Written problem: Reproduce every entry below precisely; do not include the pictures.

Information supplied:

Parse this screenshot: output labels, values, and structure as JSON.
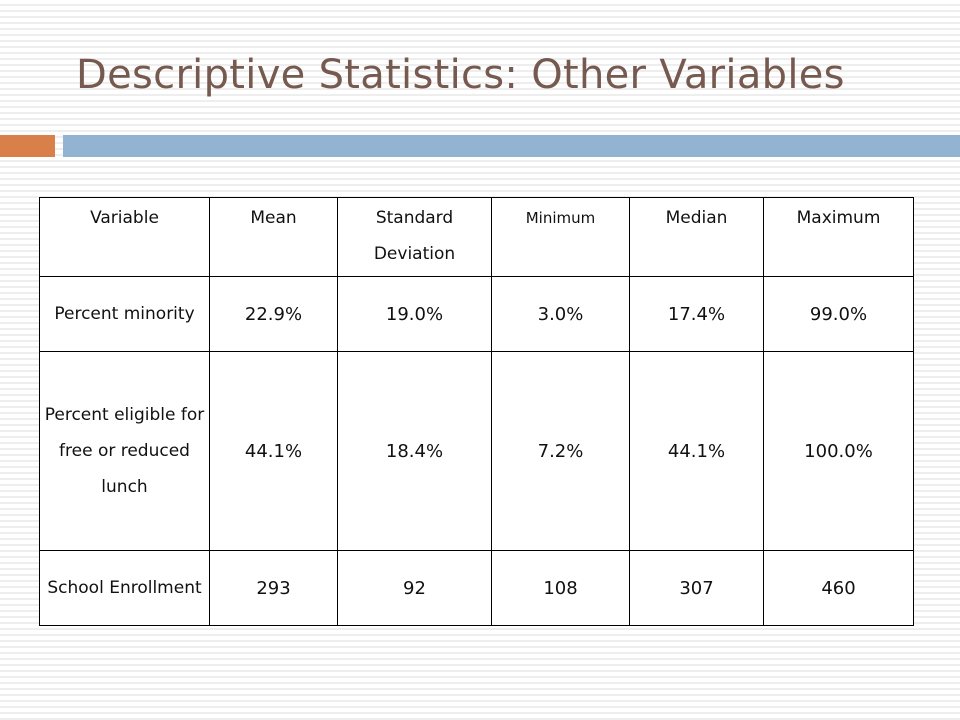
{
  "slide": {
    "title": "Descriptive Statistics: Other Variables"
  },
  "colors": {
    "title": "#765a50",
    "accent_orange": "#d9804a",
    "accent_blue": "#92b4d2"
  },
  "table": {
    "headers": [
      "Variable",
      "Mean",
      "Standard Deviation",
      "Minimum",
      "Median",
      "Maximum"
    ],
    "rows": [
      {
        "variable": "Percent minority",
        "mean": "22.9%",
        "sd": "19.0%",
        "min": "3.0%",
        "median": "17.4%",
        "max": "99.0%"
      },
      {
        "variable": "Percent eligible for free or reduced lunch",
        "mean": "44.1%",
        "sd": "18.4%",
        "min": "7.2%",
        "median": "44.1%",
        "max": "100.0%"
      },
      {
        "variable": "School Enrollment",
        "mean": "293",
        "sd": "92",
        "min": "108",
        "median": "307",
        "max": "460"
      }
    ]
  }
}
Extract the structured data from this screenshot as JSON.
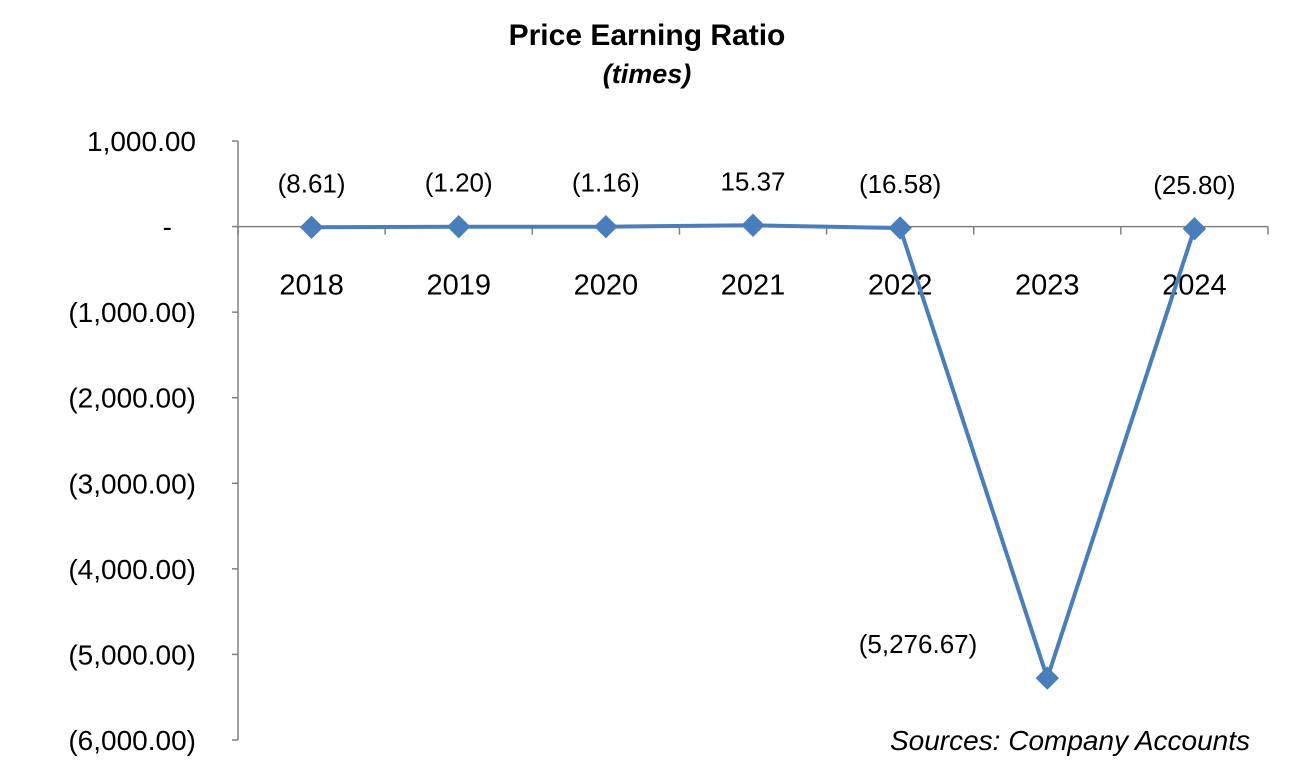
{
  "chart_data": {
    "type": "line",
    "title": "Price Earning Ratio",
    "subtitle": "(times)",
    "source": "Sources: Company Accounts",
    "categories": [
      "2018",
      "2019",
      "2020",
      "2021",
      "2022",
      "2023",
      "2024"
    ],
    "series": [
      {
        "values": [
          -8.61,
          -1.2,
          -1.16,
          15.37,
          -16.58,
          -5276.67,
          -25.8
        ],
        "data_labels": [
          "(8.61)",
          "(1.20)",
          "(1.16)",
          "15.37",
          "(16.58)",
          "(5,276.67)",
          "(25.80)"
        ]
      }
    ],
    "y_ticks": [
      {
        "value": 1000,
        "label": "1,000.00"
      },
      {
        "value": 0,
        "label": "-"
      },
      {
        "value": -1000,
        "label": "(1,000.00)"
      },
      {
        "value": -2000,
        "label": "(2,000.00)"
      },
      {
        "value": -3000,
        "label": "(3,000.00)"
      },
      {
        "value": -4000,
        "label": "(4,000.00)"
      },
      {
        "value": -5000,
        "label": "(5,000.00)"
      },
      {
        "value": -6000,
        "label": "(6,000.00)"
      }
    ],
    "ylim": [
      -6000,
      1000
    ],
    "grid": false,
    "legend": "none",
    "line_color": "#4a7ebb",
    "marker": "diamond"
  }
}
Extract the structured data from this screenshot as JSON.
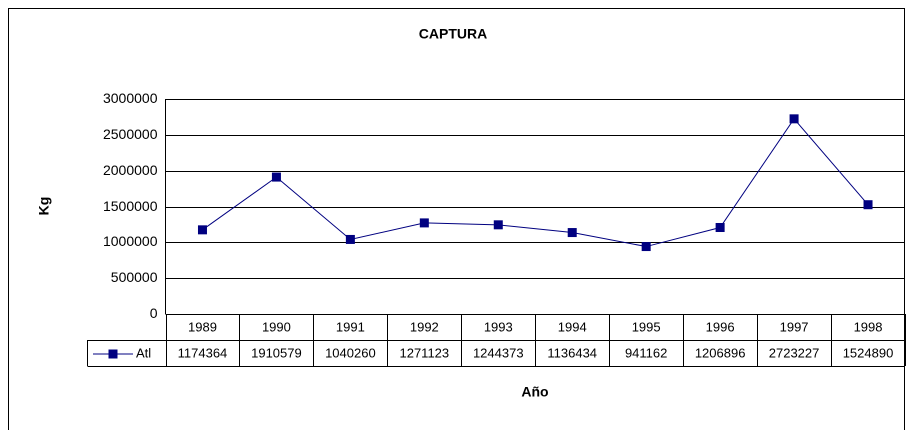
{
  "chart_data": {
    "type": "line",
    "title": "CAPTURA",
    "x_label": "Año",
    "y_label": "Kg",
    "categories": [
      "1989",
      "1990",
      "1991",
      "1992",
      "1993",
      "1994",
      "1995",
      "1996",
      "1997",
      "1998"
    ],
    "series": [
      {
        "name": "Atl",
        "color": "#000080",
        "values": [
          1174364,
          1910579,
          1040260,
          1271123,
          1244373,
          1136434,
          941162,
          1206896,
          2723227,
          1524890
        ]
      }
    ],
    "ylim": [
      0,
      3000000
    ],
    "yticks": [
      0,
      500000,
      1000000,
      1500000,
      2000000,
      2500000,
      3000000
    ],
    "grid": true,
    "data_table": true
  }
}
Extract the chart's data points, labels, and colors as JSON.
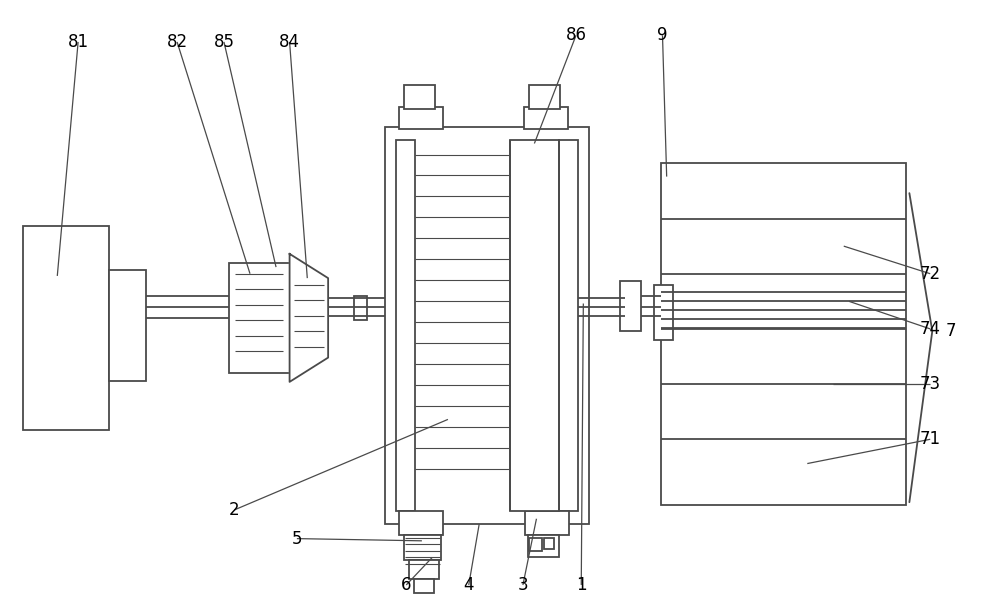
{
  "bg": "#ffffff",
  "lc": "#4a4a4a",
  "lw": 1.3,
  "lw_thin": 0.8,
  "fs": 12,
  "fig_w": 10.0,
  "fig_h": 5.96
}
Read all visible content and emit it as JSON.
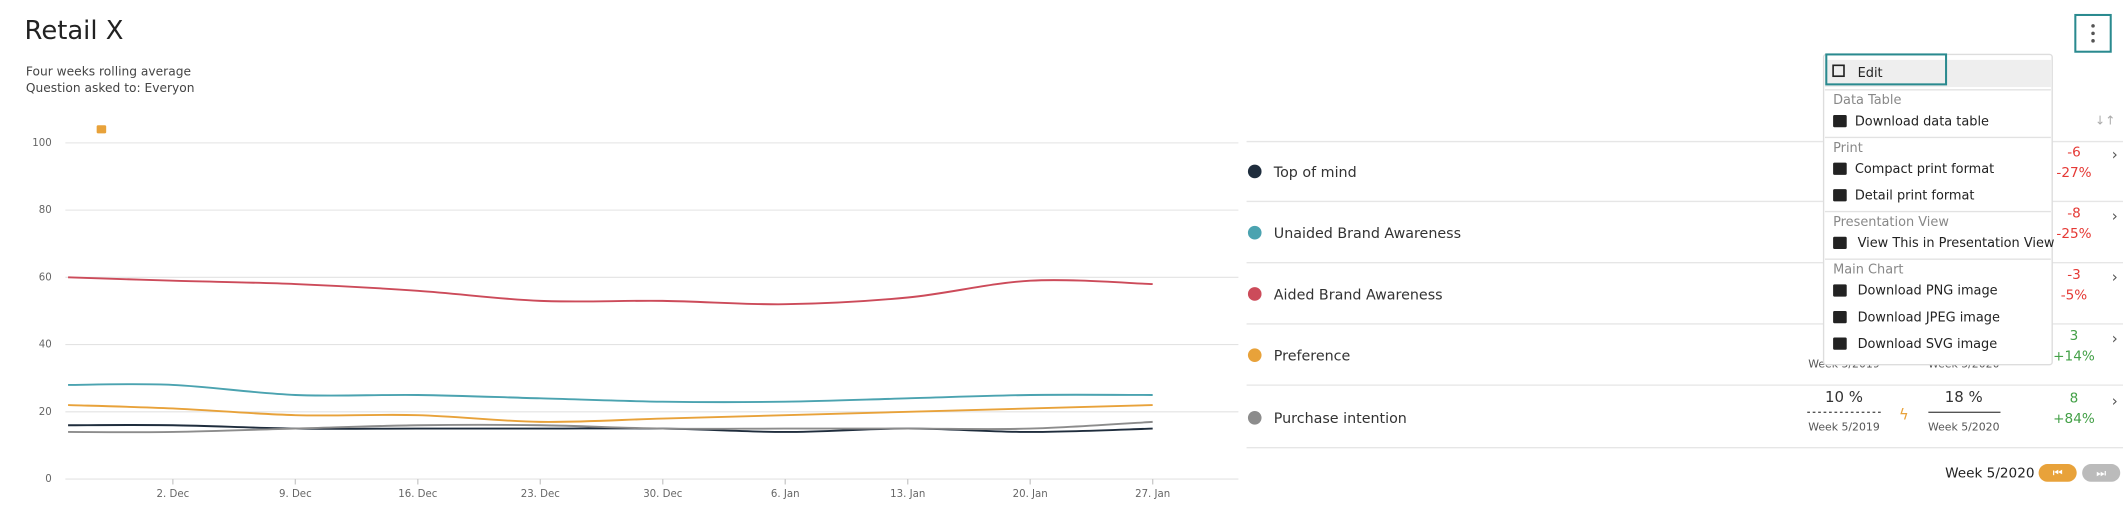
{
  "header": {
    "title": "Retail X",
    "subtitle_lines": [
      "Four weeks rolling average",
      "Question asked to: Everyon"
    ]
  },
  "chart_data": {
    "type": "line",
    "categories": [
      null,
      "2. Dec",
      "9. Dec",
      "16. Dec",
      "23. Dec",
      "30. Dec",
      "6. Jan",
      "13. Jan",
      "20. Jan",
      "27. Jan"
    ],
    "series": [
      {
        "name": "Top of mind",
        "color": "#1f2d3d",
        "values": [
          16,
          16,
          15,
          15,
          15,
          15,
          14,
          15,
          14,
          15
        ]
      },
      {
        "name": "Unaided Brand Awareness",
        "color": "#4ba3b0",
        "values": [
          28,
          28,
          25,
          25,
          24,
          23,
          23,
          24,
          25,
          25
        ]
      },
      {
        "name": "Aided Brand Awareness",
        "color": "#cc4b5a",
        "values": [
          60,
          59,
          58,
          56,
          53,
          53,
          52,
          54,
          59,
          58
        ]
      },
      {
        "name": "Preference",
        "color": "#e8a23a",
        "values": [
          22,
          21,
          19,
          19,
          17,
          18,
          19,
          20,
          21,
          22
        ]
      },
      {
        "name": "Purchase intention",
        "color": "#8c8c8c",
        "values": [
          14,
          14,
          15,
          16,
          16,
          15,
          15,
          15,
          15,
          17
        ]
      }
    ],
    "ylim": [
      0,
      100
    ],
    "yticks": [
      0,
      20,
      40,
      60,
      80,
      100
    ],
    "grid": true
  },
  "comparison_table": {
    "rows": [
      {
        "change": -6,
        "change_pct": "-27%"
      },
      {
        "change": -8,
        "change_pct": "-25%"
      },
      {
        "change": -3,
        "change_pct": "-5%"
      },
      {
        "previous_period": "Week 5/2019",
        "current_period": "Week 5/2020",
        "change": 3,
        "change_pct": "+14%"
      },
      {
        "previous": "10 %",
        "previous_period": "Week 5/2019",
        "current": "18 %",
        "current_period": "Week 5/2020",
        "change": 8,
        "change_pct": "+84%"
      }
    ]
  },
  "menu": {
    "edit": "Edit",
    "sections": [
      {
        "title": "Data Table",
        "items": [
          "Download data table"
        ]
      },
      {
        "title": "Print",
        "items": [
          "Compact print format",
          "Detail print format"
        ]
      },
      {
        "title": "Presentation View",
        "items": [
          "View This in Presentation View"
        ]
      },
      {
        "title": "Main Chart",
        "items": [
          "Download PNG image",
          "Download JPEG image",
          "Download SVG image"
        ]
      }
    ]
  },
  "period_selector": "Week 5/2020"
}
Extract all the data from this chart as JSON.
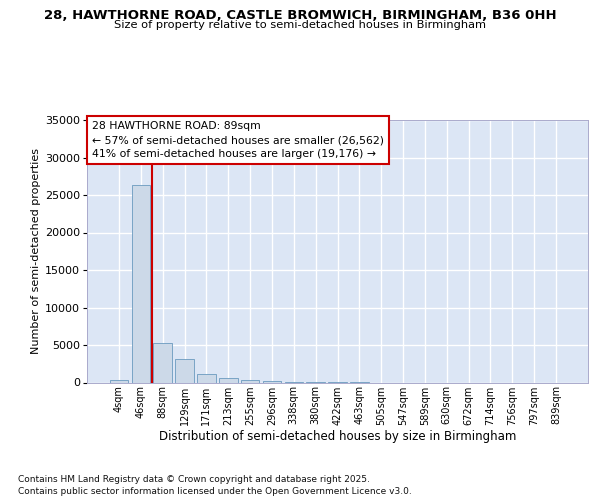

Solution to this exercise:
Parse this screenshot: output labels, values, and structure as JSON.
{
  "slide": {
    "title": "Descriptive Statistics: Other Variables"
  },
  "colors": {
    "title": "#765a50",
    "accent_orange": "#d9804a",
    "accent_blue": "#92b4d2"
  },
  "table": {
    "headers": [
      "Variable",
      "Mean",
      "Standard Deviation",
      "Minimum",
      "Median",
      "Maximum"
    ],
    "rows": [
      {
        "variable": "Percent minority",
        "mean": "22.9%",
        "sd": "19.0%",
        "min": "3.0%",
        "median": "17.4%",
        "max": "99.0%"
      },
      {
        "variable": "Percent eligible for free or reduced lunch",
        "mean": "44.1%",
        "sd": "18.4%",
        "min": "7.2%",
        "median": "44.1%",
        "max": "100.0%"
      },
      {
        "variable": "School Enrollment",
        "mean": "293",
        "sd": "92",
        "min": "108",
        "median": "307",
        "max": "460"
      }
    ]
  }
}
Extract the structured data from this screenshot as JSON.
{
  "chart_data": {
    "type": "line",
    "title": "Price Earning Ratio",
    "subtitle": "(times)",
    "source": "Sources: Company Accounts",
    "categories": [
      "2018",
      "2019",
      "2020",
      "2021",
      "2022",
      "2023",
      "2024"
    ],
    "series": [
      {
        "values": [
          -8.61,
          -1.2,
          -1.16,
          15.37,
          -16.58,
          -5276.67,
          -25.8
        ],
        "data_labels": [
          "(8.61)",
          "(1.20)",
          "(1.16)",
          "15.37",
          "(16.58)",
          "(5,276.67)",
          "(25.80)"
        ]
      }
    ],
    "y_ticks": [
      {
        "value": 1000,
        "label": "1,000.00"
      },
      {
        "value": 0,
        "label": "-"
      },
      {
        "value": -1000,
        "label": "(1,000.00)"
      },
      {
        "value": -2000,
        "label": "(2,000.00)"
      },
      {
        "value": -3000,
        "label": "(3,000.00)"
      },
      {
        "value": -4000,
        "label": "(4,000.00)"
      },
      {
        "value": -5000,
        "label": "(5,000.00)"
      },
      {
        "value": -6000,
        "label": "(6,000.00)"
      }
    ],
    "ylim": [
      -6000,
      1000
    ],
    "grid": false,
    "legend": "none",
    "line_color": "#4a7ebb",
    "marker": "diamond"
  }
}
Extract the structured data from this screenshot as JSON.
{
  "chart_data": {
    "type": "line",
    "title": "CAPTURA",
    "x_label": "Año",
    "y_label": "Kg",
    "categories": [
      "1989",
      "1990",
      "1991",
      "1992",
      "1993",
      "1994",
      "1995",
      "1996",
      "1997",
      "1998"
    ],
    "series": [
      {
        "name": "Atl",
        "color": "#000080",
        "values": [
          1174364,
          1910579,
          1040260,
          1271123,
          1244373,
          1136434,
          941162,
          1206896,
          2723227,
          1524890
        ]
      }
    ],
    "ylim": [
      0,
      3000000
    ],
    "yticks": [
      0,
      500000,
      1000000,
      1500000,
      2000000,
      2500000,
      3000000
    ],
    "grid": true,
    "data_table": true
  }
}
Extract the chart's data points, labels, and colors as JSON.
{
  "bg": "#ffffff",
  "lc": "#4a4a4a",
  "lw": 1.3,
  "lw_thin": 0.8,
  "fs": 12,
  "fig_w": 10.0,
  "fig_h": 5.96
}
Read all visible content and emit it as JSON.
{
  "header": {
    "title": "Retail X",
    "subtitle_lines": [
      "Four weeks rolling average",
      "Question asked to: Everyon"
    ]
  },
  "chart_data": {
    "type": "line",
    "categories": [
      null,
      "2. Dec",
      "9. Dec",
      "16. Dec",
      "23. Dec",
      "30. Dec",
      "6. Jan",
      "13. Jan",
      "20. Jan",
      "27. Jan"
    ],
    "series": [
      {
        "name": "Top of mind",
        "color": "#1f2d3d",
        "values": [
          16,
          16,
          15,
          15,
          15,
          15,
          14,
          15,
          14,
          15
        ]
      },
      {
        "name": "Unaided Brand Awareness",
        "color": "#4ba3b0",
        "values": [
          28,
          28,
          25,
          25,
          24,
          23,
          23,
          24,
          25,
          25
        ]
      },
      {
        "name": "Aided Brand Awareness",
        "color": "#cc4b5a",
        "values": [
          60,
          59,
          58,
          56,
          53,
          53,
          52,
          54,
          59,
          58
        ]
      },
      {
        "name": "Preference",
        "color": "#e8a23a",
        "values": [
          22,
          21,
          19,
          19,
          17,
          18,
          19,
          20,
          21,
          22
        ]
      },
      {
        "name": "Purchase intention",
        "color": "#8c8c8c",
        "values": [
          14,
          14,
          15,
          16,
          16,
          15,
          15,
          15,
          15,
          17
        ]
      }
    ],
    "ylim": [
      0,
      100
    ],
    "yticks": [
      0,
      20,
      40,
      60,
      80,
      100
    ],
    "grid": true
  },
  "comparison_table": {
    "rows": [
      {
        "change": -6,
        "change_pct": "-27%"
      },
      {
        "change": -8,
        "change_pct": "-25%"
      },
      {
        "change": -3,
        "change_pct": "-5%"
      },
      {
        "previous_period": "Week 5/2019",
        "current_period": "Week 5/2020",
        "change": 3,
        "change_pct": "+14%"
      },
      {
        "previous": "10 %",
        "previous_period": "Week 5/2019",
        "current": "18 %",
        "current_period": "Week 5/2020",
        "change": 8,
        "change_pct": "+84%"
      }
    ]
  },
  "menu": {
    "edit": "Edit",
    "sections": [
      {
        "title": "Data Table",
        "items": [
          "Download data table"
        ]
      },
      {
        "title": "Print",
        "items": [
          "Compact print format",
          "Detail print format"
        ]
      },
      {
        "title": "Presentation View",
        "items": [
          "View This in Presentation View"
        ]
      },
      {
        "title": "Main Chart",
        "items": [
          "Download PNG image",
          "Download JPEG image",
          "Download SVG image"
        ]
      }
    ]
  },
  "period_selector": "Week 5/2020"
}
Extract all the data from this chart as JSON.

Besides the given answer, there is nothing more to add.